● Chart and figure data
==========

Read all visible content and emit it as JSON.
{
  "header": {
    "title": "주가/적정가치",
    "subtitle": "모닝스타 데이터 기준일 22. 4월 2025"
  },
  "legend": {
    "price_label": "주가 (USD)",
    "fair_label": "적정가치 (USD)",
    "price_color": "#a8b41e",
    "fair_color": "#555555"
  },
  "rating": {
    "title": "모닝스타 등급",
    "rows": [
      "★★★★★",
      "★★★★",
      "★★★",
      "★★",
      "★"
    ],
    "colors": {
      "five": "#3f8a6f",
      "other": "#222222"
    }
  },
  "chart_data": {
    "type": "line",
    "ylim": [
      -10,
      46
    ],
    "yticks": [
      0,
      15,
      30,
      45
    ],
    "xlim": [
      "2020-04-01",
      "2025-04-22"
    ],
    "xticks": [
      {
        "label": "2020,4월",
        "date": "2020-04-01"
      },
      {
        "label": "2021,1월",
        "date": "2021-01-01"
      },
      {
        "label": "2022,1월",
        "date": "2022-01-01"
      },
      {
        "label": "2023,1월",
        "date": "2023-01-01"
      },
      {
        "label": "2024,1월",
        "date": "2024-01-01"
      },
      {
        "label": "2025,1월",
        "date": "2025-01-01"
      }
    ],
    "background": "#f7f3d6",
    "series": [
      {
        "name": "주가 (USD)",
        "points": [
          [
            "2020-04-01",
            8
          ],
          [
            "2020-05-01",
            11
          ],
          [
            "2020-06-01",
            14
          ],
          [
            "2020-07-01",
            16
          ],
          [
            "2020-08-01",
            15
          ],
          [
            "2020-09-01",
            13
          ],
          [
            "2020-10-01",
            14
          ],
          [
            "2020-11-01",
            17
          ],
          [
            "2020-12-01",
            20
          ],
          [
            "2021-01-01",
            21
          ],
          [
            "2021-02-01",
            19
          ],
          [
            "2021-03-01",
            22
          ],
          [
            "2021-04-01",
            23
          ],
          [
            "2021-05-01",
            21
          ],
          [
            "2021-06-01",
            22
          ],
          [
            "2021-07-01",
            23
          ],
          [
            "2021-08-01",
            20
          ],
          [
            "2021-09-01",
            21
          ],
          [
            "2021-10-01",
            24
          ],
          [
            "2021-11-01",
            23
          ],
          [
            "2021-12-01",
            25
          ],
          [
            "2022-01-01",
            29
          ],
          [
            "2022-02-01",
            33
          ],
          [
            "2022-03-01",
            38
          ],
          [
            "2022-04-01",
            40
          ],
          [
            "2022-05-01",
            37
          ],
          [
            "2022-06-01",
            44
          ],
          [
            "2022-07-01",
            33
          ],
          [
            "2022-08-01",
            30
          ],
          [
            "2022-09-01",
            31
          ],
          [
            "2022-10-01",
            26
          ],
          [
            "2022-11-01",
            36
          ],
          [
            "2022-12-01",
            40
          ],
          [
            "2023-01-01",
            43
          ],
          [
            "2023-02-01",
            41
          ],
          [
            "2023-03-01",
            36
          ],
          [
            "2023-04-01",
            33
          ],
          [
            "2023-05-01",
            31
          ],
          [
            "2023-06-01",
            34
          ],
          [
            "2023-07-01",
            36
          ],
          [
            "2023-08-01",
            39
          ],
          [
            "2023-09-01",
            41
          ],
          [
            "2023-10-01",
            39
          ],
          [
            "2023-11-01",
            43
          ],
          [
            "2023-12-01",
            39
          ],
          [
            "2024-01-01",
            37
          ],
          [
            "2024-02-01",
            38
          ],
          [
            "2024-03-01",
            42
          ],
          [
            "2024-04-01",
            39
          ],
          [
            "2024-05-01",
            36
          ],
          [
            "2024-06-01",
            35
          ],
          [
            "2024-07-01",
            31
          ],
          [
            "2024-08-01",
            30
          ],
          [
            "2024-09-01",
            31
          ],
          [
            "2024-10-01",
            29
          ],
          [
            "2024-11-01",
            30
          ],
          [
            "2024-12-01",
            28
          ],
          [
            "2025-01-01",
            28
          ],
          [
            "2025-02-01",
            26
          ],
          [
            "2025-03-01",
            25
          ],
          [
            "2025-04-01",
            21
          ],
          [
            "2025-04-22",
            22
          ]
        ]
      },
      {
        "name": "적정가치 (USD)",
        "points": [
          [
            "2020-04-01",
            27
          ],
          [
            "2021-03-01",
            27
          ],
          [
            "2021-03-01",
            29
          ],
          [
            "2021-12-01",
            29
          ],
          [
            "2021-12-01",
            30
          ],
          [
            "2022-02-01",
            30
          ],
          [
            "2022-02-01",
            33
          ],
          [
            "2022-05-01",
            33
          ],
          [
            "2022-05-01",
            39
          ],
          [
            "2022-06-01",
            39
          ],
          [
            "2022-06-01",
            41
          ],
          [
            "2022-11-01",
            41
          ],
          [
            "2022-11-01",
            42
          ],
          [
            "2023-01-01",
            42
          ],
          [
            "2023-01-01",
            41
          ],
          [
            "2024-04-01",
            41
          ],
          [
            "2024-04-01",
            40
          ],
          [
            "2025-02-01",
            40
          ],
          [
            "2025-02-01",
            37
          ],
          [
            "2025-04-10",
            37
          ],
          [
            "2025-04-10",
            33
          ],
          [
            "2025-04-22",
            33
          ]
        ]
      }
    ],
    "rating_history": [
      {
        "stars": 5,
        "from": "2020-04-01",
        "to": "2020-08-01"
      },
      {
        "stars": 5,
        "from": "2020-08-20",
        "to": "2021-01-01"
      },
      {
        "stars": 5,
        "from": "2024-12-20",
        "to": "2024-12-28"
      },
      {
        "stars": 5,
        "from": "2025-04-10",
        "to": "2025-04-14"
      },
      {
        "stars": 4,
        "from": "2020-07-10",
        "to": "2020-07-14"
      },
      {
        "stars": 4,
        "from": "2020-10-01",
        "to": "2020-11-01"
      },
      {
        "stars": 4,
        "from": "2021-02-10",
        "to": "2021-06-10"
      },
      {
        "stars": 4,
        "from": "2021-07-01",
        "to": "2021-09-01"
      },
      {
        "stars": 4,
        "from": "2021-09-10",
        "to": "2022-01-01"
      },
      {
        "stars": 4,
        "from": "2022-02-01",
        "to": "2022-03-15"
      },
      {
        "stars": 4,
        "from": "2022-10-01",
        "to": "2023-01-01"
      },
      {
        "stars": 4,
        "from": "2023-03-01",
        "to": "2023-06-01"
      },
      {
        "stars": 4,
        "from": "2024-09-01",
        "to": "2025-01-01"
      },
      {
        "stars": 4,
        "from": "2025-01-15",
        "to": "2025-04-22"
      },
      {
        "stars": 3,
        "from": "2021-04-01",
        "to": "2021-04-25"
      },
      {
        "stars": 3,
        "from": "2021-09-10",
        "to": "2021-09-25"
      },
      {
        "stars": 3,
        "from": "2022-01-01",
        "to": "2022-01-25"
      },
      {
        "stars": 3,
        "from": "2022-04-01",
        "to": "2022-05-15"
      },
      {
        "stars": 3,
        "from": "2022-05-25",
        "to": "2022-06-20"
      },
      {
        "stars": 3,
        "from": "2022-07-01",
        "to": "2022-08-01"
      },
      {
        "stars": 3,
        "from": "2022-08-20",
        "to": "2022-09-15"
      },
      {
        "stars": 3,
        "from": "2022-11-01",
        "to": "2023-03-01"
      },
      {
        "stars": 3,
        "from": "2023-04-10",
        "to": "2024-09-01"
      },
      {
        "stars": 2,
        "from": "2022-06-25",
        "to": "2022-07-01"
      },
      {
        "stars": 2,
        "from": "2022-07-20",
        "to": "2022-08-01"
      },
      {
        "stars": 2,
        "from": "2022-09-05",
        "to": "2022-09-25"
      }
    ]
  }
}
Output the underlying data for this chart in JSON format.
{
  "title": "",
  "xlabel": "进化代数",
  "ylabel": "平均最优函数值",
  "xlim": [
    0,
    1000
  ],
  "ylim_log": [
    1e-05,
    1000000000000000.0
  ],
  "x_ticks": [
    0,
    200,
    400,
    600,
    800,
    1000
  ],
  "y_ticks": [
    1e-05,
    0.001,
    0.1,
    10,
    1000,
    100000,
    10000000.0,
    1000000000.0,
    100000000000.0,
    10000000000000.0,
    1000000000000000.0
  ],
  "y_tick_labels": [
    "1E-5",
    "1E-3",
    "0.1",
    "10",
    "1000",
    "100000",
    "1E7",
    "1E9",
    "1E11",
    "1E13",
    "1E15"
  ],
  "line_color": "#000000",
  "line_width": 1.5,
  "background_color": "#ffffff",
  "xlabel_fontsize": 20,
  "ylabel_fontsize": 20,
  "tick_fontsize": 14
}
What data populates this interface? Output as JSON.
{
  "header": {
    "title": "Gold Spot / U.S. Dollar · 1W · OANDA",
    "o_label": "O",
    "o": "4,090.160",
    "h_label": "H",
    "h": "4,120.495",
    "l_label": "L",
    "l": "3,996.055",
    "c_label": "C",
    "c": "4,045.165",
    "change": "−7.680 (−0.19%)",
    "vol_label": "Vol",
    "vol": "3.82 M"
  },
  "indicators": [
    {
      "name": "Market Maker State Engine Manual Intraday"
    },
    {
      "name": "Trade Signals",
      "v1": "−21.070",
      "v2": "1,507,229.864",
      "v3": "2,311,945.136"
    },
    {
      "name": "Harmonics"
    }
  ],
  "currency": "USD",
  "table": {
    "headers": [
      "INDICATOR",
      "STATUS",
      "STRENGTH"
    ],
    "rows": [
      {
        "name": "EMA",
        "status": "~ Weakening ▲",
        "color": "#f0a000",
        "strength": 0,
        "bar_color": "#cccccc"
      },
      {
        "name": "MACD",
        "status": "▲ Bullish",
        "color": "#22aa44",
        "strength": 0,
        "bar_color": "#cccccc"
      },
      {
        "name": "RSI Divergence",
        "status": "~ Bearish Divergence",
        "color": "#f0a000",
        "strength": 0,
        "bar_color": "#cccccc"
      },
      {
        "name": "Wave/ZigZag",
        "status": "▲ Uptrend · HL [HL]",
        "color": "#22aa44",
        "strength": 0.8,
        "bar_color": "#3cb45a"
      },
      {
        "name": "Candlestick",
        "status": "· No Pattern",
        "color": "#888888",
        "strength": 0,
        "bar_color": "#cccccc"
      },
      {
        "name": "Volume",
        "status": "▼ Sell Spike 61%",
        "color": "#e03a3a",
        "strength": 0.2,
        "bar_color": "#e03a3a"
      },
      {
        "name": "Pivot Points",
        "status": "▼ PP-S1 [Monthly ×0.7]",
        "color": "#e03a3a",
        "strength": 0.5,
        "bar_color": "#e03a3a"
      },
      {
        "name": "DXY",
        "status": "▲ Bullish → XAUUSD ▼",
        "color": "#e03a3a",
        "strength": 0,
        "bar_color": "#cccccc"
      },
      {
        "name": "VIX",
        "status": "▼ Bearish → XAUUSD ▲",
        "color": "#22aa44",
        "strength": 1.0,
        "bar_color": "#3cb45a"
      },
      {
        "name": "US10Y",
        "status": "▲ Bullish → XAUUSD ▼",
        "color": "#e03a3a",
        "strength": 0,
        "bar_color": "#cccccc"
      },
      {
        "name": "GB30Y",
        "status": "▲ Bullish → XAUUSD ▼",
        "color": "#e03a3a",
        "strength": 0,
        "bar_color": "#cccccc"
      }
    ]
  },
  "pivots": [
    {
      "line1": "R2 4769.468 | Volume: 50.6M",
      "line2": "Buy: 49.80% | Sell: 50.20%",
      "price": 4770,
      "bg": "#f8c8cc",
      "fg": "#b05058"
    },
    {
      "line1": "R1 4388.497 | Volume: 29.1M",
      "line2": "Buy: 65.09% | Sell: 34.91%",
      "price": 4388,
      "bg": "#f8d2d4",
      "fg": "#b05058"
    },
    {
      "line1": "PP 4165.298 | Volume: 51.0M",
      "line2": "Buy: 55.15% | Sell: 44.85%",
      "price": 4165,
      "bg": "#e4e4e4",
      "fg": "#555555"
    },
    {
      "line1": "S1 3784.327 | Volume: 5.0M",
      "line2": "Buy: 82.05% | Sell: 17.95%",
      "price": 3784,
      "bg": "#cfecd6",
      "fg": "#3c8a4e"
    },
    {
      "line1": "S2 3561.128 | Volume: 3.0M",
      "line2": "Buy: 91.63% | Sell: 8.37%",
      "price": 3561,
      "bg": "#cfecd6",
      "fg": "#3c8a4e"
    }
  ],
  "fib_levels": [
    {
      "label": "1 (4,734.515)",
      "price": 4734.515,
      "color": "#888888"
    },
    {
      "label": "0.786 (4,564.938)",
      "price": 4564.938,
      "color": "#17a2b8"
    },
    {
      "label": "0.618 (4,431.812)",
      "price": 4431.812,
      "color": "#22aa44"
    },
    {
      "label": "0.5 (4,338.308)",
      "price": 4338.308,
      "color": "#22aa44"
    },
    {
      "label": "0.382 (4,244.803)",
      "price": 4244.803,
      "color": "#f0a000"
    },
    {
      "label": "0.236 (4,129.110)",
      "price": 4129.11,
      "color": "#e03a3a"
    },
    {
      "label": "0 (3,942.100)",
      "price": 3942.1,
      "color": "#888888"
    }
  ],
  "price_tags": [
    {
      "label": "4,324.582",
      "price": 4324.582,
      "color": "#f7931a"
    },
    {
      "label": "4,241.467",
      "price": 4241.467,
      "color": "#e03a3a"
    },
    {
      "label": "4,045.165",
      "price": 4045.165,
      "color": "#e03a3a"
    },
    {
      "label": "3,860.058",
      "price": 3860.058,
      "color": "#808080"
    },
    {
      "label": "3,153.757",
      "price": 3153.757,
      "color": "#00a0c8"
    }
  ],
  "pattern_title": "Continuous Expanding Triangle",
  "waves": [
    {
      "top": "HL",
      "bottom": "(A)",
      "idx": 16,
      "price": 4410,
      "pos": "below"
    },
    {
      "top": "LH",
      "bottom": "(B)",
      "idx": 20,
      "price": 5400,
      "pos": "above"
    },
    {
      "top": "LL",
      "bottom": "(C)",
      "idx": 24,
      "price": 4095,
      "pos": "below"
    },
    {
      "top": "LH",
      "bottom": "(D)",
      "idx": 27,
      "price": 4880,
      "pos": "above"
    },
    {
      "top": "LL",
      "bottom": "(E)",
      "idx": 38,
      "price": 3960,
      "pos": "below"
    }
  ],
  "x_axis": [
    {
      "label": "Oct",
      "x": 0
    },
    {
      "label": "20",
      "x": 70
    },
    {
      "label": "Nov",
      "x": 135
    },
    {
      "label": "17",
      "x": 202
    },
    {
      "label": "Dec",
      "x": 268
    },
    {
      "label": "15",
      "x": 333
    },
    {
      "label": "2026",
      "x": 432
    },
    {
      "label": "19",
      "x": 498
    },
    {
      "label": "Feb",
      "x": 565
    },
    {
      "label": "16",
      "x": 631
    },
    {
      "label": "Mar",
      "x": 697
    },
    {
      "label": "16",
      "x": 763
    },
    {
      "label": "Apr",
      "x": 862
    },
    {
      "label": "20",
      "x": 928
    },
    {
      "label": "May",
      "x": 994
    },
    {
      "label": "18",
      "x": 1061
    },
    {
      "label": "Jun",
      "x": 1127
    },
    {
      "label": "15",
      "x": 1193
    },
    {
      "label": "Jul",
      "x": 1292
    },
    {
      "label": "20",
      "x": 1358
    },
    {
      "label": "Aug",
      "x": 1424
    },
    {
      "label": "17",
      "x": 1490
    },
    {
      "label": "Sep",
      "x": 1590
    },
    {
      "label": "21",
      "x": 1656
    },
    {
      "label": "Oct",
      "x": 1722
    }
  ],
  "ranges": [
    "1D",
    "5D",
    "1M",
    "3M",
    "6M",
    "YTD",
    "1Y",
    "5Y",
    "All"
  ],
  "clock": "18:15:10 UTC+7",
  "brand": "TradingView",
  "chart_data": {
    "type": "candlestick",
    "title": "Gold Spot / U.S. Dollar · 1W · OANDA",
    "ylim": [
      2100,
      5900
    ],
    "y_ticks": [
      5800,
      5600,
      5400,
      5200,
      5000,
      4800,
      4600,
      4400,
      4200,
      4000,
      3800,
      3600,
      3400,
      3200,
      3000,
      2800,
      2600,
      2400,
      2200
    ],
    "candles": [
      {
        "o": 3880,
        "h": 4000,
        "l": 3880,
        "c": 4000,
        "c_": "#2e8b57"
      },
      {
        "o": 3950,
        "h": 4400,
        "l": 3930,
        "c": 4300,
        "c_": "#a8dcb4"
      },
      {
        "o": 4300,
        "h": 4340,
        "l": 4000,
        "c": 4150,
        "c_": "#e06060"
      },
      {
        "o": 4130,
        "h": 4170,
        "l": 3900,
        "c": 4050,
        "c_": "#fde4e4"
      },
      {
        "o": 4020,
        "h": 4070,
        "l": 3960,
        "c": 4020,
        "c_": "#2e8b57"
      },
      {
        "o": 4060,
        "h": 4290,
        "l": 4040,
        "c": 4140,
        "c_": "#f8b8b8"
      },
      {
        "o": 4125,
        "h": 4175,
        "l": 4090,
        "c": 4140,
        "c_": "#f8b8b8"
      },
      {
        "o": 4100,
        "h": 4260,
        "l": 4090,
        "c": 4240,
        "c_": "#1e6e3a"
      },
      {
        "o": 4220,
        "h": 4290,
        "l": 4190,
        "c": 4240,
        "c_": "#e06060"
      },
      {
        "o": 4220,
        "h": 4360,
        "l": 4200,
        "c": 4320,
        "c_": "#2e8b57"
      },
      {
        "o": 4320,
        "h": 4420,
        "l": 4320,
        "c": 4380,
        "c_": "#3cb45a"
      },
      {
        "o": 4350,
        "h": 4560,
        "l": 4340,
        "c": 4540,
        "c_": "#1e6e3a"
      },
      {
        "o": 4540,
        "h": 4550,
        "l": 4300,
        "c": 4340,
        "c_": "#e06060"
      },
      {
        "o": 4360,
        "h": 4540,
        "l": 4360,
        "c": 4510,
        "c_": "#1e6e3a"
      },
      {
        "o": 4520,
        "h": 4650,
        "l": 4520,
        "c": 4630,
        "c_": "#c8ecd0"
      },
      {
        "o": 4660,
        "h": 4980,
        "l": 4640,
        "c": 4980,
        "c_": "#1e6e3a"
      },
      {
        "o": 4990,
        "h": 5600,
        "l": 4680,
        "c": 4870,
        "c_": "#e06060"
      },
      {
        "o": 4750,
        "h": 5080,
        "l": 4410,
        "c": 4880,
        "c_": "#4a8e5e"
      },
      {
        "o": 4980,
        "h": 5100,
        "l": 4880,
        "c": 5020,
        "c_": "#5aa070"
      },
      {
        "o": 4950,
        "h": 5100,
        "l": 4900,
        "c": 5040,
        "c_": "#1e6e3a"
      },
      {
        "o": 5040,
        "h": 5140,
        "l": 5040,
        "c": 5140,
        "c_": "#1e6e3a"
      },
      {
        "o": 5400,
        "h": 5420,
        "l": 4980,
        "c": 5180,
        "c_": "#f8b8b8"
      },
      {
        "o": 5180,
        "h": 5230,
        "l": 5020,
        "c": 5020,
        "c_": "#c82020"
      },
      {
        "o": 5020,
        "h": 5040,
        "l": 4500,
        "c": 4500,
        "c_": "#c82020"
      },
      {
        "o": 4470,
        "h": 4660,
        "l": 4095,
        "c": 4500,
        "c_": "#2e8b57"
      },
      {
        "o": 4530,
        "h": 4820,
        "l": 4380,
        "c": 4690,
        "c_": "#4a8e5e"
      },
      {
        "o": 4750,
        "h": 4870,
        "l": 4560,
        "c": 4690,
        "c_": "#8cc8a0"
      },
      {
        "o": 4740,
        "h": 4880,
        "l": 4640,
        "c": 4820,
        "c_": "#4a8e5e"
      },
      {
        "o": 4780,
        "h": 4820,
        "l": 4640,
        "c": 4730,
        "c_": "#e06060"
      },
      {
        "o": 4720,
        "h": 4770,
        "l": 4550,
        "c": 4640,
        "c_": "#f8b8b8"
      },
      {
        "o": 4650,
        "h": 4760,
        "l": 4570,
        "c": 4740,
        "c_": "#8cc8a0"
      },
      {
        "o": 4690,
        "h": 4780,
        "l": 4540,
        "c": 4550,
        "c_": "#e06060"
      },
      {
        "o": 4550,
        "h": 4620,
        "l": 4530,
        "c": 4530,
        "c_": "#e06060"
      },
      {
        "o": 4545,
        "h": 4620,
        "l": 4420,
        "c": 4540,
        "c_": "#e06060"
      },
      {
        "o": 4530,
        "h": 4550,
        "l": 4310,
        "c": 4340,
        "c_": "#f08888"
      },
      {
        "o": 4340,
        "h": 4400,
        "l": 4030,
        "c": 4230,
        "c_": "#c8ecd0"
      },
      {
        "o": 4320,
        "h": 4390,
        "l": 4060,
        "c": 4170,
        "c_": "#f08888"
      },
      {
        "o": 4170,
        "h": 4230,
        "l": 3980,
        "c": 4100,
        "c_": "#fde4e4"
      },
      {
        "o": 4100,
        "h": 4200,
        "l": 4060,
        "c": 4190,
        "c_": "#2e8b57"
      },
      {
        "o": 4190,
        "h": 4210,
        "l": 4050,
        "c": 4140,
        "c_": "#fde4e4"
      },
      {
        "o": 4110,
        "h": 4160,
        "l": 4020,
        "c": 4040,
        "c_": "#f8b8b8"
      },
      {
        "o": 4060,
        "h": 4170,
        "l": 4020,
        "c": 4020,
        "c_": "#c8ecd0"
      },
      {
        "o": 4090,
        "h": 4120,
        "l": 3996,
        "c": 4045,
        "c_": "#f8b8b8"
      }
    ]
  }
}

==========

● What is expected
From the entries above, list each line with "모닝스타" in it.

● Worked answer
    "subtitle": "모닝스타 데이터 기준일 22. 4월 2025"
    "title": "모닝스타 등급",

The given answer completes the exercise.